> [Texto para leitura]
* * *
O risco de potenciais confrontos navais diretos, assunto que dominou o pensamento dos estrategas navais durante a Guerra Fria, reduziu-se drasticamente com o desmoronamento do Bloco Soviético, mas a esse desfecho não correspondeu a esperada melhoria da situação geral de segurança no domínio marítimo.

Por um lado, parte da rivalidade que dominou esse período, parece estar de regresso, ainda que sob contornos diferentes, e com um novo ator de peso – a China. Por outro lado, o processo de globalização, que em termos económicos se foi desenvolvendo em estreita ligação com o uso do mar – como o meio privilegiado para as trocas comerciais – facilitou um contexto em que a utilização livre e segura do mar está bem menos garantida do que estava no passado. Esta nova situação criou um risco para a estabilidade económica de que o mundo precisa para haver crescimento e progresso.

Em resultado desta alteração, o âmbito da segurança marítima, até então centrado nas vertentes tradicionais de defesa da fronteira marítima, de projeção de poder e de influência internacional, estendeu-se a diversos outros campos. Nomeadamente, o do combate a uma variedade grande de utilizações ilícitas do mar (pirataria, terrorismo, tráfico de pessoas e materiais ilegais, pesca proibida, etc.) com repercussões negativas (sociais, políticas, económicas, etc.) nas nossas sociedades. E, ainda, várias situações de instabilidade provocadas por interpretações controversas dos direitos dos estados costeiros nas respetivas Zonas Económicas Exclusivas (ZEE) e Plataformas Continentais (PC), muitas das quais têm grande probabilidade de não se desenvolverem de forma pacífica, principalmente as que tiverem ligação com a exploração de recursos energéticos.
* * *
> [Excertos de dados]
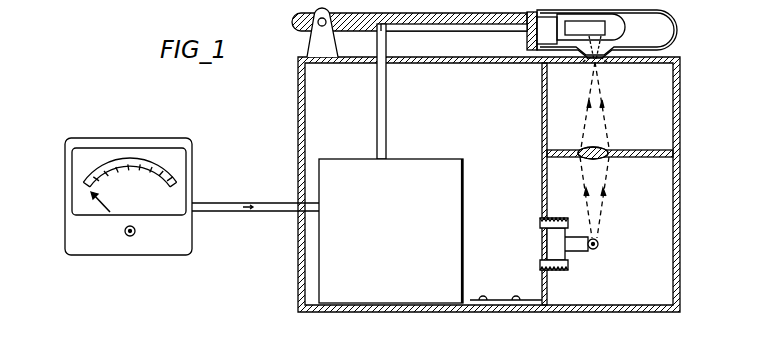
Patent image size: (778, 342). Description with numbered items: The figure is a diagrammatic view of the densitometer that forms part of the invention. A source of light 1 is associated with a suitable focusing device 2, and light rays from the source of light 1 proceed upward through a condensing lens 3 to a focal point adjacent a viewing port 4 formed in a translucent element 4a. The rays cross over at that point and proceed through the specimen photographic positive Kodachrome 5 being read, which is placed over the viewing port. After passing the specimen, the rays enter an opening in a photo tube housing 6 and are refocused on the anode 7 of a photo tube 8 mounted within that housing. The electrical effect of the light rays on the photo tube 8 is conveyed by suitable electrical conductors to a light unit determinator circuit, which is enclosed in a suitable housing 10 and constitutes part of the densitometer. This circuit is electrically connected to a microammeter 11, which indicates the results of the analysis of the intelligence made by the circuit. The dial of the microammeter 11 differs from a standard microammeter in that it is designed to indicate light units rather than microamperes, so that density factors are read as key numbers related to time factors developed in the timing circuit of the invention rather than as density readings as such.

The source of light 1 is at (600, 246).
The focusing device 2 is at (545, 247).
The condensing lens 3 is at (604, 148).
The viewing port 4 is at (583, 66).
The translucent element 4a is at (603, 66).
The specimen photographic positive Kodachrome 5 is at (655, 62).
The photo tube housing 6 is at (677, 27).
The anode 7 is at (608, 31).
The photo tube 8 is at (568, 43).
The housing 10 is at (418, 216).
The microammeter 11 is at (173, 156).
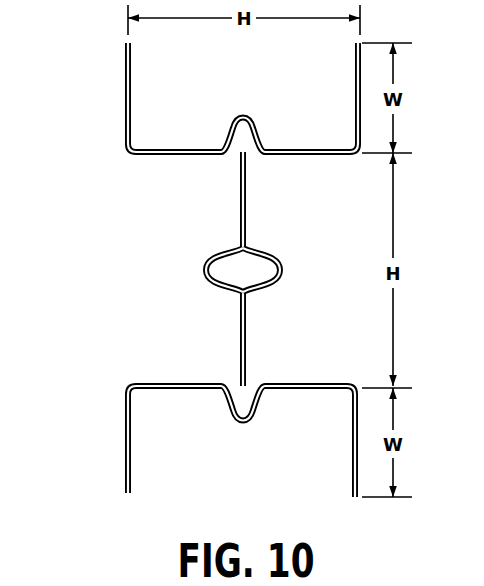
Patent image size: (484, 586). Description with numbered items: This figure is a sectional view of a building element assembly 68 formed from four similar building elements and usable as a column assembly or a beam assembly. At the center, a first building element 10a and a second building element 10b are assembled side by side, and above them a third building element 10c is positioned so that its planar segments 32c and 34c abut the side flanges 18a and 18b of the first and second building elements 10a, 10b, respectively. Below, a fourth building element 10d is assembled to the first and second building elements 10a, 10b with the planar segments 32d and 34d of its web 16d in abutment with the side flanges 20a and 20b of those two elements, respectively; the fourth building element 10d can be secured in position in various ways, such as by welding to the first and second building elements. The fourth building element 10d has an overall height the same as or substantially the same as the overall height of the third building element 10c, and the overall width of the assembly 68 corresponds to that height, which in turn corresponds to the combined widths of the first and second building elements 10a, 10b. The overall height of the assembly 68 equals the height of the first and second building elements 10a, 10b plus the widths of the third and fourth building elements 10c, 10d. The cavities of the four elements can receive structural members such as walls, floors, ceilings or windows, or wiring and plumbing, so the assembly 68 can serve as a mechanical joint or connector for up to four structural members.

The building element assembly 68 is at (97, 38).
The third building element 10c is at (112, 69).
The fourth building element 10d is at (344, 473).
The first building element 10a is at (230, 209).
The second building element 10b is at (297, 268).
The planar segment 32c is at (183, 149).
The planar segment 34c is at (302, 149).
The side flange 18a is at (139, 165).
The side flange 18b is at (321, 166).
The side flange 20a is at (157, 374).
The side flange 20b is at (303, 374).
The planar segment 32d is at (175, 392).
The planar segment 34d is at (296, 392).
The web 16d is at (218, 411).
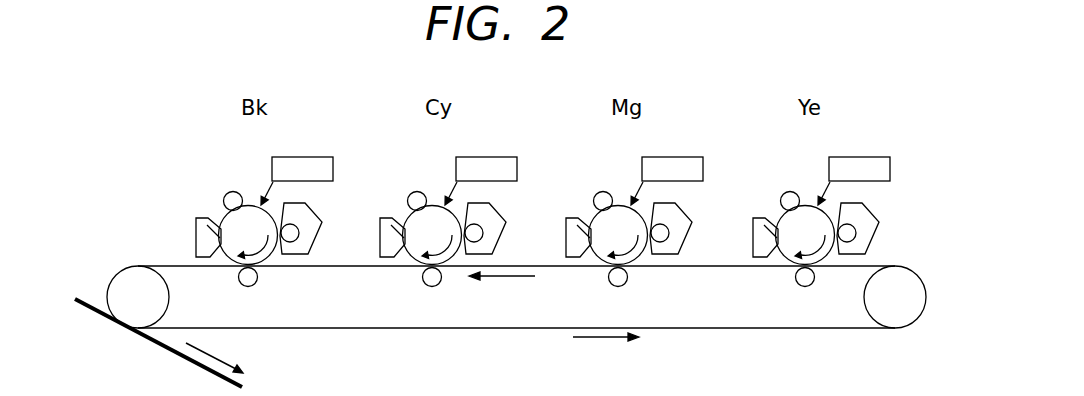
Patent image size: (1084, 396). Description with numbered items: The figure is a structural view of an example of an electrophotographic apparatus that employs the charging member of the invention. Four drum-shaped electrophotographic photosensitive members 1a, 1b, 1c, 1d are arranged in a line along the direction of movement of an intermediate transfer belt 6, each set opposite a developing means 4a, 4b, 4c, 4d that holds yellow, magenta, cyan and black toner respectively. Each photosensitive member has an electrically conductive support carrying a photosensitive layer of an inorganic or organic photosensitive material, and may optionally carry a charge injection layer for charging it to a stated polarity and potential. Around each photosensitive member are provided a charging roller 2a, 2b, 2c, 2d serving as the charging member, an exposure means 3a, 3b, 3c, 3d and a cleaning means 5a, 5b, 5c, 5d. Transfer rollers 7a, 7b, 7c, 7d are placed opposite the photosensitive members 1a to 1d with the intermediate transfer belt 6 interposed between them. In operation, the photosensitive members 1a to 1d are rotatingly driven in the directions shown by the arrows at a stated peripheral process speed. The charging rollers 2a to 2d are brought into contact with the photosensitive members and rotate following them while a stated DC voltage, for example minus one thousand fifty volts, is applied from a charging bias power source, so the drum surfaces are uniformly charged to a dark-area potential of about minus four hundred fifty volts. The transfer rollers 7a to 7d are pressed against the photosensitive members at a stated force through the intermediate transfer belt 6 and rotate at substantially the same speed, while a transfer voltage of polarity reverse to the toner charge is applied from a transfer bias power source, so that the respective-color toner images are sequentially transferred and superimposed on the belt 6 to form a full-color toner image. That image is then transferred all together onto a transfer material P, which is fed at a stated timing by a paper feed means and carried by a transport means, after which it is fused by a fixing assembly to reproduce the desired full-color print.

The photosensitive member 1a is at (782, 216).
The photosensitive member 1b is at (592, 216).
The photosensitive member 1c is at (406, 216).
The photosensitive member 1d is at (221, 224).
The charging roller 2a is at (779, 172).
The charging roller 2b is at (592, 172).
The charging roller 2c is at (406, 172).
The charging roller 2d is at (230, 190).
The exposure means 3a is at (854, 159).
The exposure means 3b is at (667, 159).
The exposure means 3c is at (481, 159).
The exposure means 3d is at (303, 157).
The developing means 4a is at (875, 221).
The developing means 4b is at (689, 221).
The developing means 4c is at (502, 221).
The developing means 4d is at (317, 211).
The cleaning means 5a is at (741, 237).
The cleaning means 5b is at (554, 237).
The cleaning means 5c is at (368, 237).
The cleaning means 5d is at (196, 233).
The intermediate transfer belt 6 is at (751, 329).
The transfer roller 7a is at (830, 292).
The transfer roller 7b is at (647, 292).
The transfer roller 7c is at (460, 292).
The transfer roller 7d is at (257, 282).
The transfer material P is at (159, 343).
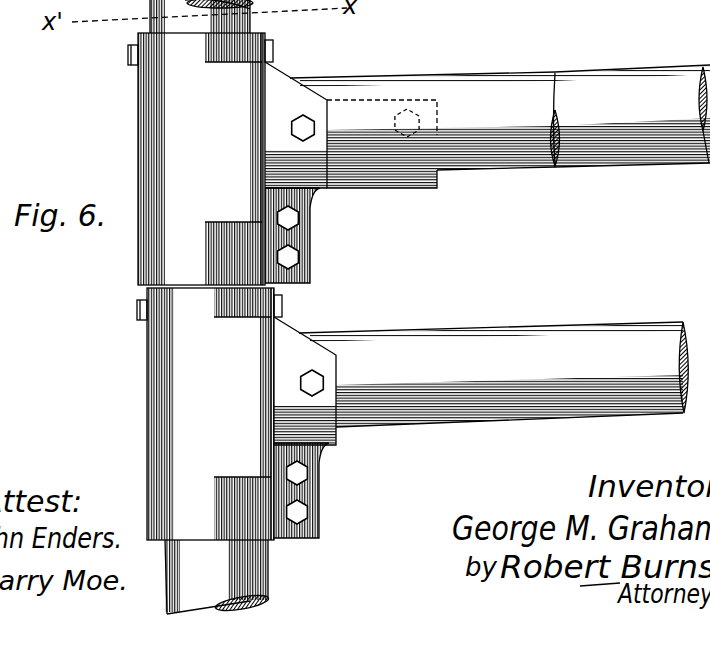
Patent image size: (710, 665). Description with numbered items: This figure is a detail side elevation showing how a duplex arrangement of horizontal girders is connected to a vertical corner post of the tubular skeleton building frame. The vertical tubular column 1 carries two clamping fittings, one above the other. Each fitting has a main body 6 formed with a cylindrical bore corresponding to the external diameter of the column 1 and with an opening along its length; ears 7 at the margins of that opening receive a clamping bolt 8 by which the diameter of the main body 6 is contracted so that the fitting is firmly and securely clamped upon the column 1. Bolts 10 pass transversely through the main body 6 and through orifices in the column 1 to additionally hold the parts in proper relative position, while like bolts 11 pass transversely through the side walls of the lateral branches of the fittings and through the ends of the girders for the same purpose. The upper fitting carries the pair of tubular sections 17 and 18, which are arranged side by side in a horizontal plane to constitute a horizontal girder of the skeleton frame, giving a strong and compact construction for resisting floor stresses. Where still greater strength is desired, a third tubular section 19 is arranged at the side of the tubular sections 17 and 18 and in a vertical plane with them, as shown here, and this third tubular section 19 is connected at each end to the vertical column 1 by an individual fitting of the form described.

The tubular column 1 is at (252, 23).
The main body of the fitting 6 is at (233, 286).
The ears 7 is at (293, 252).
The clamping bolt 8 is at (300, 220).
The bolts 10 is at (128, 58).
The bolts 11 is at (300, 113).
The tubular section 17 is at (422, 130).
The tubular section 18 is at (631, 116).
The third tubular section 19 is at (493, 374).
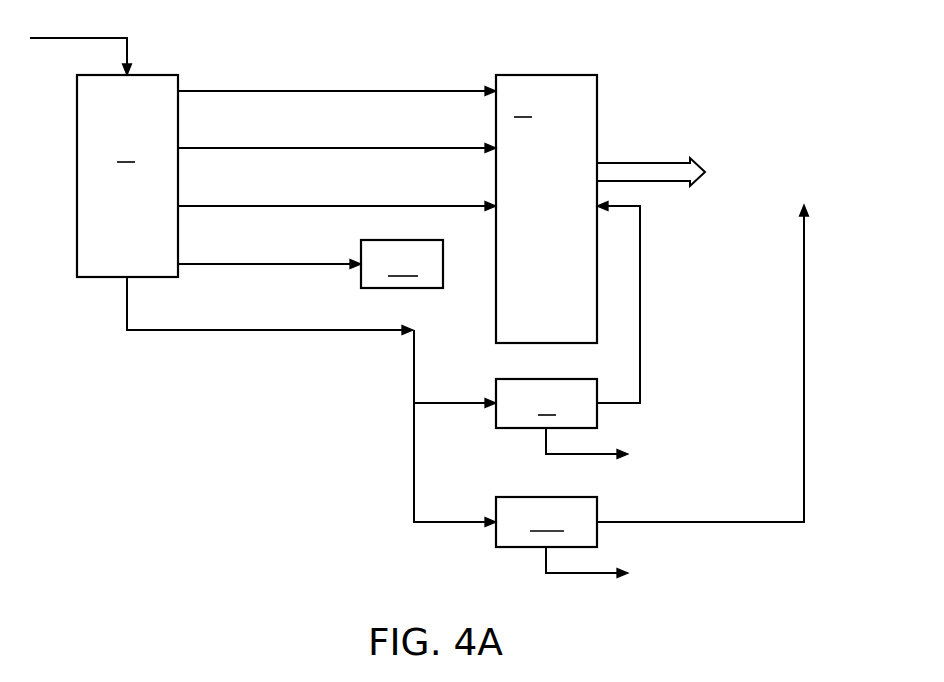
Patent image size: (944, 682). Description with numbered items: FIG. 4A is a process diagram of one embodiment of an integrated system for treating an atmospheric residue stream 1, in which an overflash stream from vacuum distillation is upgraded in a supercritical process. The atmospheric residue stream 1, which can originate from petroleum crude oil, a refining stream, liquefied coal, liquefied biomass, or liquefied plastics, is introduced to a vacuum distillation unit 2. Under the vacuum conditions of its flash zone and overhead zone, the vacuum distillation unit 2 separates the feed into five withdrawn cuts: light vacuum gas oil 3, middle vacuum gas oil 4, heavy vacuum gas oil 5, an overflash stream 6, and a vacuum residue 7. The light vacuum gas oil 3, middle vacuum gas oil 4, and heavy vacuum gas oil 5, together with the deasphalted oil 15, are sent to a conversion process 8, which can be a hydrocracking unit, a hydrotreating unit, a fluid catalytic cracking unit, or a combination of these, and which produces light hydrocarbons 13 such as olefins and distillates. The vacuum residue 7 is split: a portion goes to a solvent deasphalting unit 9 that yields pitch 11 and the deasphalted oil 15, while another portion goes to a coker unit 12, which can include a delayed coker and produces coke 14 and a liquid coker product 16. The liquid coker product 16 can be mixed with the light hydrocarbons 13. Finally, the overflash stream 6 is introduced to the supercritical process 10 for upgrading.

The atmospheric residue stream 1 is at (93, 38).
The vacuum distillation unit 2 is at (127, 176).
The light vacuum gas oil 3 is at (282, 91).
The middle vacuum gas oil 4 is at (282, 148).
The heavy vacuum gas oil 5 is at (282, 206).
The overflash stream 6 is at (282, 264).
The vacuum residue 7 is at (282, 330).
The conversion process 8 is at (546, 209).
The solvent deasphalting unit 9 is at (546, 403).
The supercritical process 10 is at (402, 264).
The pitch 11 is at (603, 454).
The coker unit 12 is at (546, 522).
The light hydrocarbons 13 is at (640, 163).
The coke 14 is at (603, 573).
The deasphalted oil 15 is at (641, 302).
The liquid coker product 16 is at (804, 303).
* * *
> [Instruções da tarefa] Segundo o texto sobre segurança marítima, por que razão o âmbito da segurança marítima deixou de se centrar apenas nas vertentes tradicionais e se estendeu a outros campos? Responda em uma a três frases.

> [Resolução] Estendeu-se por causa de uma alteração na situação de segurança no mar. Parte da rivalidade da Guerra Fria parece regressar, com a China como novo ator de peso. Além disso, a globalização, estreitamente ligada ao uso do mar para as trocas comerciais, tornou a utilização livre e segura do mar bem menos garantida, o que criou um risco para a estabilidade económica de que o mundo precisa para crescer e progredir.